** Start Records provided **
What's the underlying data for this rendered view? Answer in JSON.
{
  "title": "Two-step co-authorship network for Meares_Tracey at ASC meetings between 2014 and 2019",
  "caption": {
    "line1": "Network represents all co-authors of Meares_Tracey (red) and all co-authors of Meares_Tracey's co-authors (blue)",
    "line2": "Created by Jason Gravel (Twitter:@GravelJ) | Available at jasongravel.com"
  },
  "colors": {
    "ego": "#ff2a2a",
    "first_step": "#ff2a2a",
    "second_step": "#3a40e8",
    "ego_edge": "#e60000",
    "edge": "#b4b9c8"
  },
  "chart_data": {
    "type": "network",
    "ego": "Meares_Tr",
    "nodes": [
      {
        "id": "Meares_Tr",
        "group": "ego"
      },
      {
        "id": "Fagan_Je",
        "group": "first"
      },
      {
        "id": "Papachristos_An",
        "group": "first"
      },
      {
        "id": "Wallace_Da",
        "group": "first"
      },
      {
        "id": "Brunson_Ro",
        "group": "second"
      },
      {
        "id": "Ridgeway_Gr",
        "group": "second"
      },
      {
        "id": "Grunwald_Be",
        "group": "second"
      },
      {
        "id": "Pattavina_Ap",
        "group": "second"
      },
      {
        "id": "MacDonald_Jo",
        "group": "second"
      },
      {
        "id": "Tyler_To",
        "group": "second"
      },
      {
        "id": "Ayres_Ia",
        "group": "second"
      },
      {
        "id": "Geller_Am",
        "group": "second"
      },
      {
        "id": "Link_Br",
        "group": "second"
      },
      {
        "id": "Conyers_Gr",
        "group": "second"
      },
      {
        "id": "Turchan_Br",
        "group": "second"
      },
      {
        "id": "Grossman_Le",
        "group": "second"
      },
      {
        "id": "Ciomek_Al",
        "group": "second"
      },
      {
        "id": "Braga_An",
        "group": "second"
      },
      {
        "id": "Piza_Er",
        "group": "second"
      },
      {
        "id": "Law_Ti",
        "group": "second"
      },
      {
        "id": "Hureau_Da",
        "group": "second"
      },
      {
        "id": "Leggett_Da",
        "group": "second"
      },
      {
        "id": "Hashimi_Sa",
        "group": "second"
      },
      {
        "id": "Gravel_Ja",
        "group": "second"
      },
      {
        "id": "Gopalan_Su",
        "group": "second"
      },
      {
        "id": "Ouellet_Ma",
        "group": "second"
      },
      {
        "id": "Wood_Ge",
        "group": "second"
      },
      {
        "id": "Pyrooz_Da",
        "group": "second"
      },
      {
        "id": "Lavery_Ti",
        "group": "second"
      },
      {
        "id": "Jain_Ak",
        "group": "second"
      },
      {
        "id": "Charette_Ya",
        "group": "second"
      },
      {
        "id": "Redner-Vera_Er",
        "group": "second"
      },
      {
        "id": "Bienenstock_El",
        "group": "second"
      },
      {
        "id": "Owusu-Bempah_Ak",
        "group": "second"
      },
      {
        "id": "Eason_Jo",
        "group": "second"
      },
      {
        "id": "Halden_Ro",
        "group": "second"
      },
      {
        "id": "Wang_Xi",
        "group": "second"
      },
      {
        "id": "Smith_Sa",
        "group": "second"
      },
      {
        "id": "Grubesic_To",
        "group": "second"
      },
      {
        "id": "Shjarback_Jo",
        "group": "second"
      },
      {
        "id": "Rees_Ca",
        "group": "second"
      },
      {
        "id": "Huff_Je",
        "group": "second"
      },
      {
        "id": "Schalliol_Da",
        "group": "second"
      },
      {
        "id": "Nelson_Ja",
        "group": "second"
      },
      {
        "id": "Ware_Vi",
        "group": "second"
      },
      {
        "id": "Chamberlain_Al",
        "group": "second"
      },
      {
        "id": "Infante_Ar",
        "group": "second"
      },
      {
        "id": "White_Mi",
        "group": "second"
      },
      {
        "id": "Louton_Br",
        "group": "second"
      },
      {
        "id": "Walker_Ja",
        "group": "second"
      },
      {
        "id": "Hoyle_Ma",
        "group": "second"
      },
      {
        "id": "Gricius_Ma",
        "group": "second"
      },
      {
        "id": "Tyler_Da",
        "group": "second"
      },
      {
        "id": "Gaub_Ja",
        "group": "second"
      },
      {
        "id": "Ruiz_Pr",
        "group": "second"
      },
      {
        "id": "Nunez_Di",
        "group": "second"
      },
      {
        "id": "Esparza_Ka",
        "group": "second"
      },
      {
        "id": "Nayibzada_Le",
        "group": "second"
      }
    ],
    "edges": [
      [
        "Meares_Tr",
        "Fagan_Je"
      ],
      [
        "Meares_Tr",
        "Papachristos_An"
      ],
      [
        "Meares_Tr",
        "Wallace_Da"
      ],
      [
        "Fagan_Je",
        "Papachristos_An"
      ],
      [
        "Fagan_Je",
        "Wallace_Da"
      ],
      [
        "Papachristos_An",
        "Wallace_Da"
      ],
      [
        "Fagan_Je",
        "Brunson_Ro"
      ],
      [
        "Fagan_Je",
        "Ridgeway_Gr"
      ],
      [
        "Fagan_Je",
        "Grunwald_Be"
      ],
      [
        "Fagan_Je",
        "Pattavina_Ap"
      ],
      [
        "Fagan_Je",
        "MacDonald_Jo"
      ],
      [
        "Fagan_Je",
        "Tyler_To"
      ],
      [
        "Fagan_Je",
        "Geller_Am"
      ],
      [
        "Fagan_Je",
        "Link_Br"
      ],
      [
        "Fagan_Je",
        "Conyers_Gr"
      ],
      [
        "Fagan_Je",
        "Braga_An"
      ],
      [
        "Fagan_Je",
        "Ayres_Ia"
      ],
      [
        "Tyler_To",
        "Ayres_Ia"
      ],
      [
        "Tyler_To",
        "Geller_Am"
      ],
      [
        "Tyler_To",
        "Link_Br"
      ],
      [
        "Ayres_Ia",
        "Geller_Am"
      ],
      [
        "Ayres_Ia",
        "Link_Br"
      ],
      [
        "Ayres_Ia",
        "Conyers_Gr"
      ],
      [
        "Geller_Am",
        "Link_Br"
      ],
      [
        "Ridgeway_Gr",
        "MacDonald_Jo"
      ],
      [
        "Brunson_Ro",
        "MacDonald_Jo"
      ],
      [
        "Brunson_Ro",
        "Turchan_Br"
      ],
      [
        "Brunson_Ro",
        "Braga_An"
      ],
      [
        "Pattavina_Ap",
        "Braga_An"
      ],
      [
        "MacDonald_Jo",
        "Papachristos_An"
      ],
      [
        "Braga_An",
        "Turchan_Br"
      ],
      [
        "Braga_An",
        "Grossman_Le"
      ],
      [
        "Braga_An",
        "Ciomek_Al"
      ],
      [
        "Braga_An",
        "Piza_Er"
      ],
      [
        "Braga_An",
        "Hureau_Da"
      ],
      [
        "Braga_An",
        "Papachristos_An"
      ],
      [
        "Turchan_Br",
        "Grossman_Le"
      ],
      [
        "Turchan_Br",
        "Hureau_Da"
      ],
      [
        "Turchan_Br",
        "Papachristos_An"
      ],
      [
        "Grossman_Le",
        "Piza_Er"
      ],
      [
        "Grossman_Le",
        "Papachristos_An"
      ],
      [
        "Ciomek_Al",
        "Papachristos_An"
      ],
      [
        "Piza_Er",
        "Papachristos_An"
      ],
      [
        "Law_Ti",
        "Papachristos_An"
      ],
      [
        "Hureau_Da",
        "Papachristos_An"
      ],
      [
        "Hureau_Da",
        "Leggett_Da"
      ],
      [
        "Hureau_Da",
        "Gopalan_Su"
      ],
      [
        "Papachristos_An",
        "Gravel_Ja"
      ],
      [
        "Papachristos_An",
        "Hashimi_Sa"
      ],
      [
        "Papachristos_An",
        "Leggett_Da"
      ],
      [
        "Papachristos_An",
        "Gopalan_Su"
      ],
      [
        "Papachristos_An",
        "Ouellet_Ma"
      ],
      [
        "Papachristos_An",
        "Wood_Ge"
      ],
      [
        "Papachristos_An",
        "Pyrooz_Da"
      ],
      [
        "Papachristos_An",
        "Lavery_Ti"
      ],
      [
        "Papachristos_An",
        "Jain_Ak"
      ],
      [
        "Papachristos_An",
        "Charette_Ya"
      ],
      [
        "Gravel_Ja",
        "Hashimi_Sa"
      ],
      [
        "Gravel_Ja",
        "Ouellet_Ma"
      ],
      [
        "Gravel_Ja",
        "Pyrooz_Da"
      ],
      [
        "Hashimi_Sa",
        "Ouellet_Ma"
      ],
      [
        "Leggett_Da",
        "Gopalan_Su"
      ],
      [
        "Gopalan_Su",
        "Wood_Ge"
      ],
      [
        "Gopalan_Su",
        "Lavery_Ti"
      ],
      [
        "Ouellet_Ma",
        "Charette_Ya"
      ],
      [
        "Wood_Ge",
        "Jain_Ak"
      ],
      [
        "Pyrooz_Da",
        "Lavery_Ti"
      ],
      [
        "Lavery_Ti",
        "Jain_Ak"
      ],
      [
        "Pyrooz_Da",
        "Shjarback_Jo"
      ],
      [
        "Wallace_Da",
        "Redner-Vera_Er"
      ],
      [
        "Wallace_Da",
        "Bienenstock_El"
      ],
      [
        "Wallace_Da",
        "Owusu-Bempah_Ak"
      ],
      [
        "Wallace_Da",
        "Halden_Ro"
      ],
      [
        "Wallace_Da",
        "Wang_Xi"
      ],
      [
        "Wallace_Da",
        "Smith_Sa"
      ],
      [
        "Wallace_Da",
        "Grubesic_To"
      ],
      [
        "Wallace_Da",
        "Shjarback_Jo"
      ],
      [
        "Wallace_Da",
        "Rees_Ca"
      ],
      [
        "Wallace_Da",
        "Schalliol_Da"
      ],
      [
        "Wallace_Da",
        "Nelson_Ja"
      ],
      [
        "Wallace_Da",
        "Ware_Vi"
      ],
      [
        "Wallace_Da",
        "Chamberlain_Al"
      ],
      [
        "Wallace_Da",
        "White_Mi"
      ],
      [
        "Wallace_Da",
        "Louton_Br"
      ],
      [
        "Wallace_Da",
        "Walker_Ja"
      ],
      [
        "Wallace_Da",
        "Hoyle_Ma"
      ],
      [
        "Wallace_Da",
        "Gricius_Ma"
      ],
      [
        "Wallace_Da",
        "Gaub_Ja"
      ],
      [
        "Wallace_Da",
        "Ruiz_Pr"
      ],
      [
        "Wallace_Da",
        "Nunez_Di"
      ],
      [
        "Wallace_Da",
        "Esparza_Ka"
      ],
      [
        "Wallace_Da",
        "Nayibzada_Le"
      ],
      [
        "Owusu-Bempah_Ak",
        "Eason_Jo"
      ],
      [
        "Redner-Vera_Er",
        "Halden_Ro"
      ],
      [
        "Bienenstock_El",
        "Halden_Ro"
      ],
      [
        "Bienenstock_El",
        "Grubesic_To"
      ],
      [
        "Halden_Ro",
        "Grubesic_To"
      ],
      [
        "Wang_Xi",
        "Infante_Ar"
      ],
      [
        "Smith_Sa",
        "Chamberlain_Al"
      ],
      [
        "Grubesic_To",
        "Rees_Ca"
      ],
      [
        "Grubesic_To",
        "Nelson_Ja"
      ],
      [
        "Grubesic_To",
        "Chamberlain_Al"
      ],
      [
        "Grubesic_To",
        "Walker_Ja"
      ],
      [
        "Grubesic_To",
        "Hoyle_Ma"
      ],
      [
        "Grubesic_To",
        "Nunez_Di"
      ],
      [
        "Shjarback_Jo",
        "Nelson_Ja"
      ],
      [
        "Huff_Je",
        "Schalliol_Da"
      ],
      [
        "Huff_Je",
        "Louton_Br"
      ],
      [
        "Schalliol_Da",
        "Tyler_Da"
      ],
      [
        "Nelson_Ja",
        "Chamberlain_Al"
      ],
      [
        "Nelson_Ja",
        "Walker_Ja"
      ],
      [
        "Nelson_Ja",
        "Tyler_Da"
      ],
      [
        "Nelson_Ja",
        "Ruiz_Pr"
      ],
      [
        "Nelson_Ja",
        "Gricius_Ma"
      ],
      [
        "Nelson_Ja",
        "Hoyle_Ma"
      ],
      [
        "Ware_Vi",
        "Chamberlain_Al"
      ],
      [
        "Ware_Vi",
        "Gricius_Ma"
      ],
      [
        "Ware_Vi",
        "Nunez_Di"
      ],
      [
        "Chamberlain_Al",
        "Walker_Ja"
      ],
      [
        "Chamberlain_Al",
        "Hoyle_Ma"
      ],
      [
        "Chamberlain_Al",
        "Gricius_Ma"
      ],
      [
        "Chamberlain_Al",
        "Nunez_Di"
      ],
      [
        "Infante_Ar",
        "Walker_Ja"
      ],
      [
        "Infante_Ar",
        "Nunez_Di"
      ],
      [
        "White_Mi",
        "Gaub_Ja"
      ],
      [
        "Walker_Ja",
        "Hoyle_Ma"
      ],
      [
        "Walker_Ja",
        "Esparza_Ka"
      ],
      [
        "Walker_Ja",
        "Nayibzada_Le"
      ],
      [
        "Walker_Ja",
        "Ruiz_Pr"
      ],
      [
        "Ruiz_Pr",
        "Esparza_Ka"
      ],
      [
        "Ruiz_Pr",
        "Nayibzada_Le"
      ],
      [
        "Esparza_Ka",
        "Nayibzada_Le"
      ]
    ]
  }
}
** End Records provided **
#### [Set task]
All lines holding the word "Redner" should be picked out and copied.

#### [Finished exercise]
        "id": "Redner-Vera_Er",
        "Redner-Vera_Er"
        "Redner-Vera_Er",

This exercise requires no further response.